Although the introduction is academic, the stories themselves are written accessibly. They cover a lot of different topics, but many come back to the idea of space travel, and especially of evacuating a dying Earth. In one story, a portal is made that allows travel to an almost identical, uninhabited planet. The main character has a white partner who doesn’t understand the main character’s reluctance to leave, or her distrust of the supposedly peaceful government’s settlement of a “new world.” The Earth is ravaged, and left for dead by most–Indigenous communities are some of the few people who are willing to stay. Another story has the characters’ escape hinge on space travel that will use the Earth’s kinetic core energy to fuel it, leaving the planet destroyed. Each character has to decide whether they will stay or go, and what that means for their identity and relationship with place.

As I was reading Love after the End, I was reminded just how colonialist SFF often is as a genre, whether it’s about “conquering new worlds” and literally establishing colonies, or centring Medieval England in fantasy stories, or just holding up white, straight, cis, male protagonists as the heroes. This collection is such a refreshing change of perspective. These stories include a relationship with the land that isn’t common in science fiction stories. They assume a greater responsibility for protecting the Earth than I’m used to from a dystopia. The question of whether to stay on a planet that’s been destroyed by (white, wealthy) human activity is very different here than in a typical white space travel story.

“How to Survive the Apocalypse for Native Girls” is about a “Native girl who loves other girls” writing a manual on how to survive in this post-apocalyptic landscape. It’s also an exploration of what systems would replace the white colonial system once it collapsed. She explains, “See, when the borders broke, people decided that Kinship should be our main law instead. Except the problem was that Kinship means different things to different people. And sometimes people who should see each other as kin, inawemaagan, reject each other.” She loves and respects her culture, but is also critiquing this new system of power: who is left out? She find that Two-Spirit people, including her friends, are not always respected the way they should be. She grapples with the idea of what it means to be kin, and who decides.

Many of these stories use Nation-specific language for identity, which doesn’t neatly map onto white, European categories:

“The boys made fun of Kokomis ’ shirt. They said I’m a girl and girls shouldn’t wear men’s clothes. They said I’m wrong.” Her mother crooned. She gently grasped her face. “When you were born, your Kokomis held you in his arms and he looked at me with tears running down his face because he had been waiting his whole life for another îhkwewak like him, and there you were, I gave birth to you, and I was never more grateful for anything else in my life. You are a gift, Winu. And people are often jealous of gifts that are not for them.”

Reading this collection also reminded me of what I’ve read about Indigenous survivance. Gerald Vizenor, the Anishinaabe scholar who coined the term, says: “Native survivance stories are renunciations of dominance, tragedy, and victimry.” I recommend reading more about it, including at survivance.org. The stories in Love after the End position Indigenous people in the future, instead of the past. They frame Indigenous nations as not only subsisting, but using traditional knowledge and culture as strengths in current and future societies.

********************

• _Set problem a_
Decide whether each statement agrees with the book review, answering yes or no and quoting the review's deciding words: (i) one story involves a portal leading to an almost identical, uninhabited planet; (ii) Gerald Vizenor is described as a Cree scholar; (iii) the stories place Indigenous people in the past.
The records below are unrelated to the book review.

********************

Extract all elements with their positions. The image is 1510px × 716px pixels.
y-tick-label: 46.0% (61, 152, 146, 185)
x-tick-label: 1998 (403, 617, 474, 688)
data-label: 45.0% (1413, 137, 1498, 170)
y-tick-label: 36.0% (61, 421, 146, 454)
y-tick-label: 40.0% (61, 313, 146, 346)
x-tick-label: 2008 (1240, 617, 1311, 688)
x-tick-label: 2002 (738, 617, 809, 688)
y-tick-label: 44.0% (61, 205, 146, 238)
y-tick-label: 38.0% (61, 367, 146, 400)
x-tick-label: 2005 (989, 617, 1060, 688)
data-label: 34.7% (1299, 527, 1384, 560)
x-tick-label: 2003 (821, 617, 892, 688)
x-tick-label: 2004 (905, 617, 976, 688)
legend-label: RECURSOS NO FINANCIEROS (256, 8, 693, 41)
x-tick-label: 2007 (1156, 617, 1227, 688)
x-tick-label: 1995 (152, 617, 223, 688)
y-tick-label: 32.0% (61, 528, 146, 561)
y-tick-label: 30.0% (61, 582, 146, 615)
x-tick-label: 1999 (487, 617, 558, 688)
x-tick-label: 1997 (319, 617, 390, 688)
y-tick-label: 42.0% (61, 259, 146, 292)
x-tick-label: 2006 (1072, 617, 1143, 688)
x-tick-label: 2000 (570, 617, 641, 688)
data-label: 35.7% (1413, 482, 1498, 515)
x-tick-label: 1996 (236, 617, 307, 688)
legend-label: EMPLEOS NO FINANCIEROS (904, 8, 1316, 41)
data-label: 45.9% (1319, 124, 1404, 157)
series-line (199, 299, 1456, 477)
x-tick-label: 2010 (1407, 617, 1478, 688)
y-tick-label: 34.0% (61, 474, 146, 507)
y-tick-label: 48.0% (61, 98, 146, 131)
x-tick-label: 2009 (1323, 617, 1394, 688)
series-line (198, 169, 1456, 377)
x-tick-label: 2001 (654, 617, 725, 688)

********************

• _Set problem b_
Express the lines of the records as a JSON list of strings, one string per line and blank lines omitted, from the first line of the records through the line containing "y-tick-label: 32.0% (61, 528, 146, 561)", including both ends.

• _Finished answer a_
(i) Yes: "a portal is made that allows travel to an almost identical, uninhabited planet."
(ii) No: "Gerald Vizenor, the Anishinaabe scholar who coined the term"
(iii) No: "The stories in Love after the End position Indigenous people in the future, instead of the past."

• _Finished answer b_
[
  "Extract all elements with their positions. The image is 1510px × 716px pixels.",
  "y-tick-label: 46.0% (61, 152, 146, 185)",
  "x-tick-label: 1998 (403, 617, 474, 688)",
  "data-label: 45.0% (1413, 137, 1498, 170)",
  "y-tick-label: 36.0% (61, 421, 146, 454)",
  "y-tick-label: 40.0% (61, 313, 146, 346)",
  "x-tick-label: 2008 (1240, 617, 1311, 688)",
  "x-tick-label: 2002 (738, 617, 809, 688)",
  "y-tick-label: 44.0% (61, 205, 146, 238)",
  "y-tick-label: 38.0% (61, 367, 146, 400)",
  "x-tick-label: 2005 (989, 617, 1060, 688)",
  "data-label: 34.7% (1299, 527, 1384, 560)",
  "x-tick-label: 2003 (821, 617, 892, 688)",
  "x-tick-label: 2004 (905, 617, 976, 688)",
  "legend-label: RECURSOS NO FINANCIEROS (256, 8, 693, 41)",
  "x-tick-label: 2007 (1156, 617, 1227, 688)",
  "x-tick-label: 1995 (152, 617, 223, 688)",
  "y-tick-label: 32.0% (61, 528, 146, 561)"
]